■ GIVEN REQUEST A ■
Name the components into which the Background text further decomposes the residual resistance.
■ GIVEN REQUEST B ■
Retype the part of the Background text starting with "Speed regimes" and going on through "of $R_T$); $R_W$ small.".

■ PASSAGE TO READ ■
# # # # # # #
Background
Froude decomposition
William Froude in 1874 proposed the foundational decomposition of total resistance into a frictional component (computed from a flat-plate analogy) and a residual component (the difference between total measured resistance and the frictional contribution). The decomposition is hierarchical:
$$ R_T = R_F + R_R + R_{app} + R_A $$For modern detailed analysis, the residual component is further decomposed:
$$ R_R = R_W + R_{VP} + R_{WB} $$where $R_W$ is wave-making, $R_{VP}$ is viscous pressure, $R_{WB}$ is wave-breaking. This is captured by the form factor (1+k) method of Hughes (1954) and the ITTC, where the viscous resistance ($R_F + R_{VP}$) is computed as $(1+k) \cdot R_F$ with $k$ a hull-form-specific form factor.
Speed regimes
The relative importance of the components depends on the Froude number $F_n = V / \sqrt{g \cdot L_{WL}}$:
- $F_n < 0.20$ (slow displacement: most VLCCs, Capesize bulkers): $R_F$ dominates (70 to 85% of $R_T$); $R_W$ small.
# # # # # # #
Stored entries
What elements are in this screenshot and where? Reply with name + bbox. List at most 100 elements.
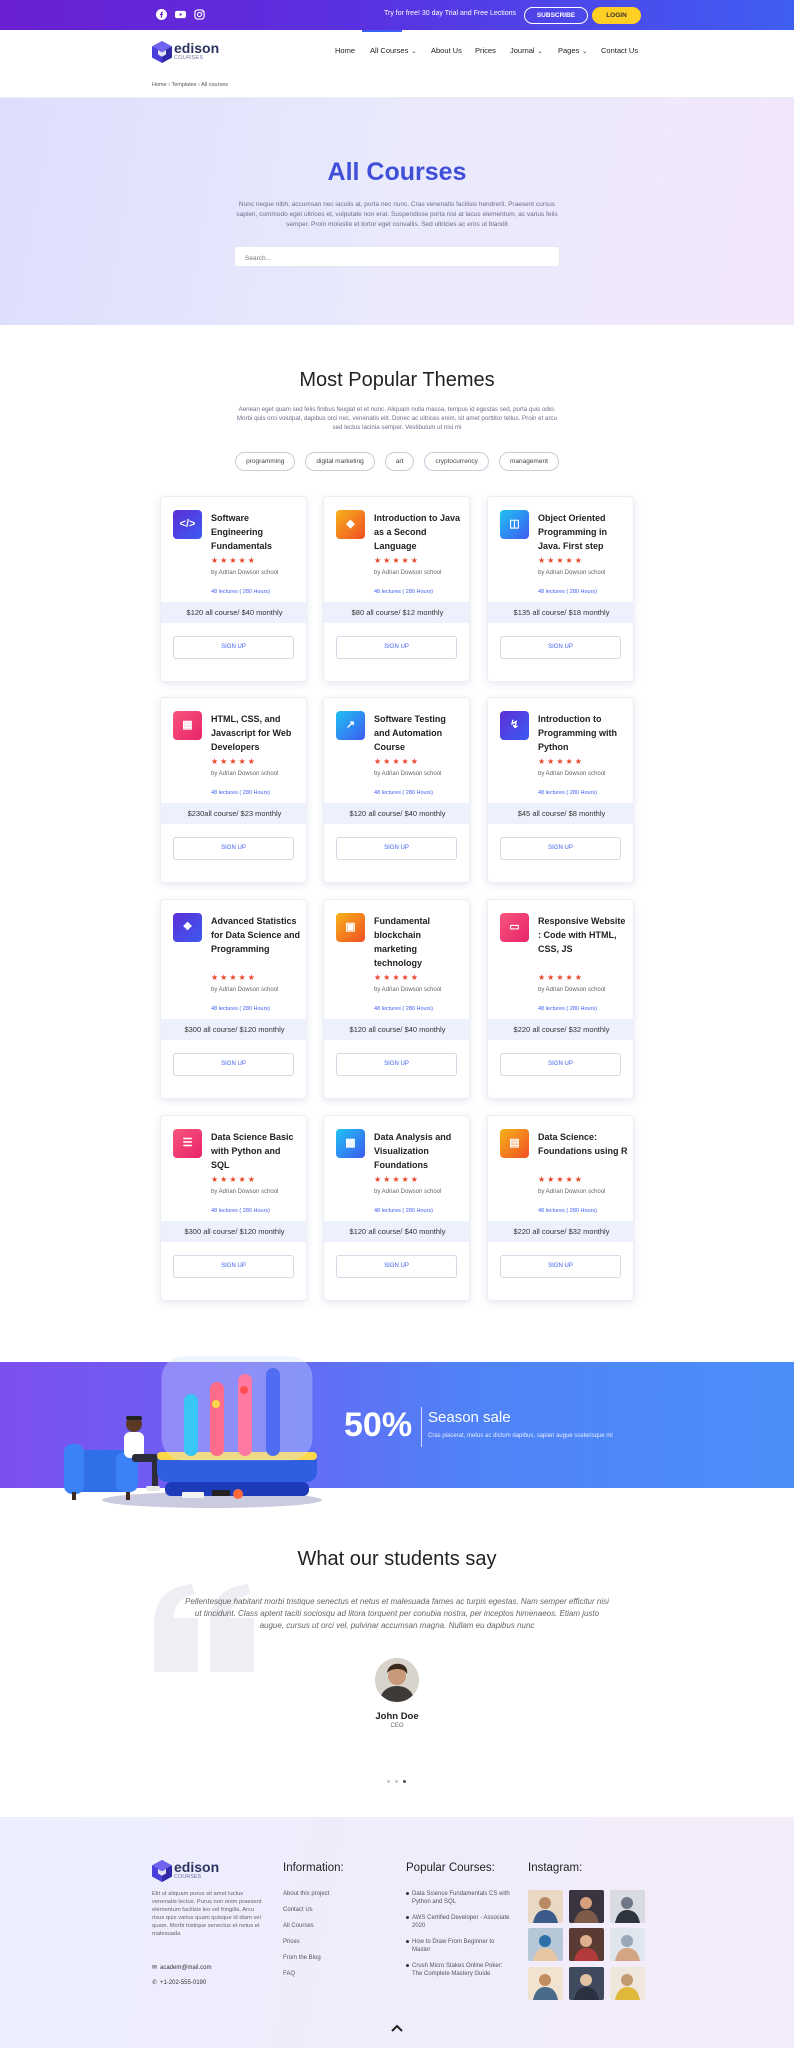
nav-contact-us[interactable]: Contact Us (601, 46, 638, 55)
instagram-photo[interactable] (528, 1890, 563, 1923)
chevron-down-icon: ⌄ (411, 49, 417, 55)
search-input[interactable] (235, 249, 559, 268)
course-card[interactable]: ↯ Introduction to Programming with Python… (487, 697, 634, 883)
course-title[interactable]: Object Oriented Programming in Java. Fir… (538, 511, 628, 553)
course-title[interactable]: Data Analysis and Visualization Foundati… (374, 1130, 464, 1172)
rating-stars: ★★★★★ (211, 973, 257, 982)
hero-description: Nunc neque nibh, accumsan nec iaculis at… (236, 201, 558, 228)
instagram-photo[interactable] (569, 1928, 604, 1961)
subscribe-button[interactable]: SUBSCRIBE (524, 7, 588, 24)
course-card[interactable]: </> Software Engineering Fundamentals ★★★★… (160, 496, 307, 682)
footer-course-link[interactable]: Crush Micro Stakes Online Poker: The Com… (406, 1962, 510, 1978)
signup-button[interactable]: SIGN UP (336, 1255, 457, 1278)
signup-button[interactable]: SIGN UP (173, 837, 294, 860)
footer-link[interactable]: Prices (283, 1939, 300, 1945)
youtube-icon[interactable] (175, 9, 186, 20)
nav-about-us[interactable]: About Us (431, 46, 462, 55)
course-title[interactable]: Responsive Website : Code with HTML, CSS… (538, 914, 628, 956)
tag-art[interactable]: art (384, 452, 415, 471)
nav-home[interactable]: Home (335, 46, 355, 55)
course-price: $120 all course/ $40 monthly (324, 803, 469, 824)
nav-label: Pages (558, 46, 580, 55)
signup-button[interactable]: SIGN UP (336, 636, 457, 659)
course-title[interactable]: Software Testing and Automation Course (374, 712, 464, 754)
footer-popular-title: Popular Courses: (406, 1862, 495, 1874)
course-title[interactable]: Advanced Statistics for Data Science and… (211, 914, 301, 956)
nav-journal[interactable]: Journal ⌄ (510, 46, 543, 55)
course-title[interactable]: Fundamental blockchain marketing technol… (374, 914, 464, 970)
course-title[interactable]: HTML, CSS, and Javascript for Web Develo… (211, 712, 301, 754)
login-button[interactable]: LOGIN (592, 7, 641, 24)
tag-programming[interactable]: programming (235, 452, 296, 471)
signup-button[interactable]: SIGN UP (173, 1053, 294, 1076)
footer-logo[interactable]: edison COURSES (152, 1859, 222, 1883)
signup-button[interactable]: SIGN UP (500, 636, 621, 659)
instagram-photo[interactable] (569, 1967, 604, 2000)
slider-dot-active[interactable] (403, 1780, 406, 1783)
course-price: $120 all course/ $40 monthly (324, 1221, 469, 1242)
footer-course-link[interactable]: AWS Certified Developer - Associate 2020 (406, 1914, 510, 1930)
course-card[interactable]: ▣ Fundamental blockchain marketing techno… (323, 899, 470, 1099)
signup-button[interactable]: SIGN UP (500, 837, 621, 860)
footer-link[interactable]: FAQ (283, 1971, 295, 1977)
course-card[interactable]: ◆ Introduction to Java as a Second Langua… (323, 496, 470, 682)
course-card[interactable]: ☰ Data Science Basic with Python and SQL ★… (160, 1115, 307, 1301)
footer-email[interactable]: ✉ academ@mail.com (152, 1964, 211, 1971)
course-title[interactable]: Data Science: Foundations using R (538, 1130, 628, 1158)
course-card[interactable]: ▤ Data Science: Foundations using R ★★★★★ b… (487, 1115, 634, 1301)
slider-dot[interactable] (387, 1780, 390, 1783)
course-card[interactable]: ▩ Data Analysis and Visualization Foundat… (323, 1115, 470, 1301)
footer-link[interactable]: About this project (283, 1891, 329, 1897)
instagram-photo[interactable] (528, 1967, 563, 2000)
signup-button[interactable]: SIGN UP (336, 837, 457, 860)
instagram-photo[interactable] (610, 1967, 645, 2000)
tag-digital-marketing[interactable]: digital marketing (305, 452, 375, 471)
tag-cryptocurrency[interactable]: cryptocurrency (424, 452, 489, 471)
course-author: by Adrian Dowson school (211, 570, 279, 576)
instagram-photo[interactable] (610, 1928, 645, 1961)
course-card[interactable]: ◫ Object Oriented Programming in Java. Fi… (487, 496, 634, 682)
signup-button[interactable]: SIGN UP (173, 636, 294, 659)
course-title[interactable]: Data Science Basic with Python and SQL (211, 1130, 301, 1172)
chevron-up-icon[interactable] (391, 2023, 403, 2033)
footer-link[interactable]: Contact Us (283, 1907, 313, 1913)
nav-all-courses[interactable]: All Courses ⌄ (370, 46, 416, 55)
search-box[interactable] (234, 246, 560, 268)
facebook-icon[interactable] (156, 9, 167, 20)
course-author: by Adrian Dowson school (538, 987, 606, 993)
instagram-photo[interactable] (528, 1928, 563, 1961)
theme-tags: programming digital marketing art crypto… (0, 452, 794, 471)
sale-percent: 50% (344, 1406, 413, 1444)
course-author: by Adrian Dowson school (538, 771, 606, 777)
code-icon: </> (173, 510, 202, 539)
course-card[interactable]: ▦ HTML, CSS, and Javascript for Web Devel… (160, 697, 307, 883)
course-title[interactable]: Introduction to Programming with Python (538, 712, 628, 754)
course-title[interactable]: Software Engineering Fundamentals (211, 511, 301, 553)
brain-icon: ❖ (173, 913, 202, 942)
nav-label: Prices (475, 46, 496, 55)
course-card[interactable]: ❖ Advanced Statistics for Data Science an… (160, 899, 307, 1099)
instagram-photo[interactable] (610, 1890, 645, 1923)
instagram-photo[interactable] (569, 1890, 604, 1923)
tag-management[interactable]: management (498, 452, 559, 471)
footer-phone[interactable]: ✆ +1-202-555-0190 (152, 1979, 206, 1986)
course-card[interactable]: ▭ Responsive Website : Code with HTML, CS… (487, 899, 634, 1099)
footer-link[interactable]: All Courses (283, 1923, 314, 1929)
course-lectures: 48 lectures ( 280 Hours) (374, 589, 433, 595)
course-price: $220 all course/ $32 monthly (488, 1221, 633, 1242)
logo[interactable]: edison COURSES (152, 40, 222, 64)
signup-button[interactable]: SIGN UP (336, 1053, 457, 1076)
signup-button[interactable]: SIGN UP (500, 1255, 621, 1278)
course-card[interactable]: ↗ Software Testing and Automation Course ★… (323, 697, 470, 883)
footer-link[interactable]: From the Blog (283, 1955, 321, 1961)
nav-pages[interactable]: Pages ⌄ (558, 46, 587, 55)
footer-course-link[interactable]: How to Draw From Beginner to Master (406, 1938, 510, 1954)
signup-button[interactable]: SIGN UP (173, 1255, 294, 1278)
footer-course-link[interactable]: Data Science Fundamentals CS with Python… (406, 1890, 510, 1906)
breadcrumb[interactable]: Home › Templates › All courses (152, 82, 228, 88)
slider-dot[interactable] (395, 1780, 398, 1783)
nav-prices[interactable]: Prices (475, 46, 496, 55)
instagram-icon[interactable] (194, 9, 205, 20)
course-title[interactable]: Introduction to Java as a Second Languag… (374, 511, 464, 553)
signup-button[interactable]: SIGN UP (500, 1053, 621, 1076)
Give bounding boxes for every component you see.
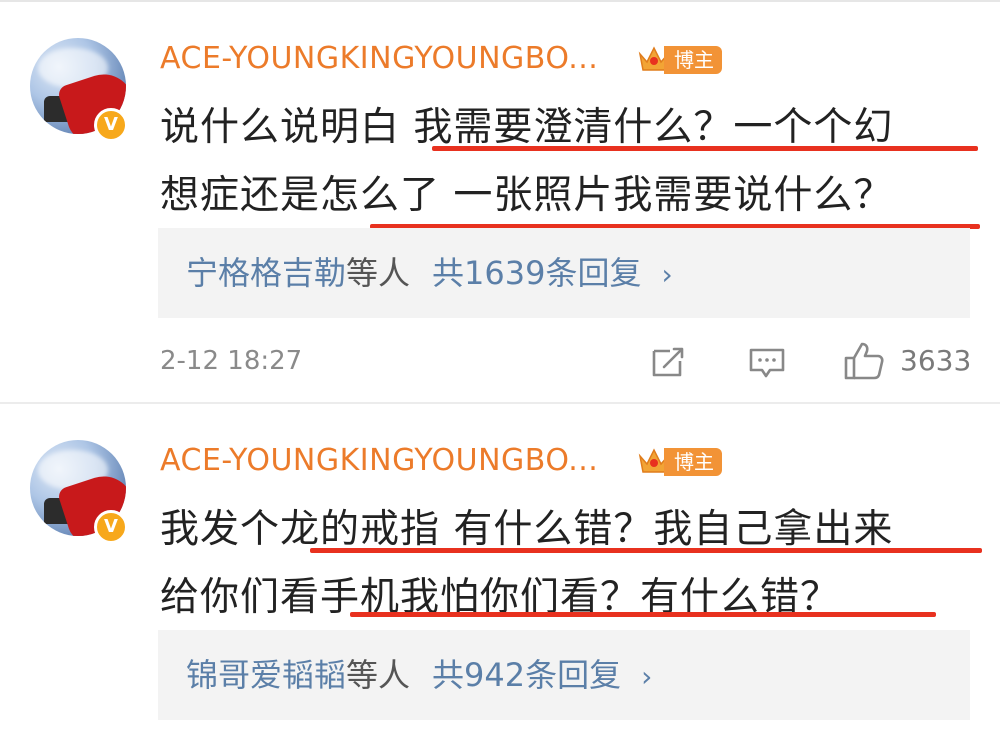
comment-separator [0, 402, 1000, 404]
chevron-right-icon: › [641, 660, 653, 693]
red-underline [350, 612, 936, 617]
reply-names: 宁格格吉勒 [186, 254, 347, 292]
comment-time: 2-12 18:27 [160, 346, 303, 376]
verified-icon: V [94, 108, 128, 142]
host-tag: 博主 [664, 46, 722, 74]
username[interactable]: ACE-YOUNGKINGYOUNGBO... [160, 41, 598, 76]
reply-count: 共1639条回复 [432, 254, 642, 292]
reply-etc: 等人 [346, 254, 411, 292]
reply-summary[interactable]: 锦哥爱韬韬等人 共942条回复 › [158, 630, 970, 720]
host-tag: 博主 [664, 448, 722, 476]
comment-text-line: 我发个龙的戒指 有什么错？我自己拿出来 [160, 507, 894, 552]
like-count: 3633 [900, 344, 972, 377]
verified-icon: V [94, 510, 128, 544]
comment-text-line: 说什么说明白 我需要澄清什么？一个个幻 [160, 105, 894, 150]
reply-count: 共942条回复 [432, 656, 622, 694]
chevron-right-icon: › [661, 258, 673, 291]
share-icon[interactable] [650, 345, 688, 379]
top-divider [0, 0, 1000, 2]
comment-text-line: 想症还是怎么了 一张照片我需要说什么？ [160, 173, 894, 218]
like-icon[interactable] [842, 340, 886, 382]
red-underline [432, 146, 978, 151]
reply-etc: 等人 [346, 656, 411, 694]
reply-names: 锦哥爱韬韬 [186, 656, 347, 694]
reply-summary[interactable]: 宁格格吉勒等人 共1639条回复 › [158, 228, 970, 318]
comment-icon[interactable] [748, 346, 786, 380]
red-underline [310, 548, 982, 553]
username[interactable]: ACE-YOUNGKINGYOUNGBO... [160, 443, 598, 478]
# # # # # # #
■ WRITTEN SOLUTION A ■
- Wave-making ($R_W$)
- Viscous pressure ($R_{VP}$)
- Wave-breaking ($R_{WB}$)

■ WRITTEN SOLUTION B ■
Speed regimes
The relative importance of the components depends on the Froude number $F_n = V / \sqrt{g \cdot L_{WL}}$:
- $F_n < 0.20$ (slow displacement: most VLCCs, Capesize bulkers): $R_F$ dominates (70 to 85% of $R_T$); $R_W$ small.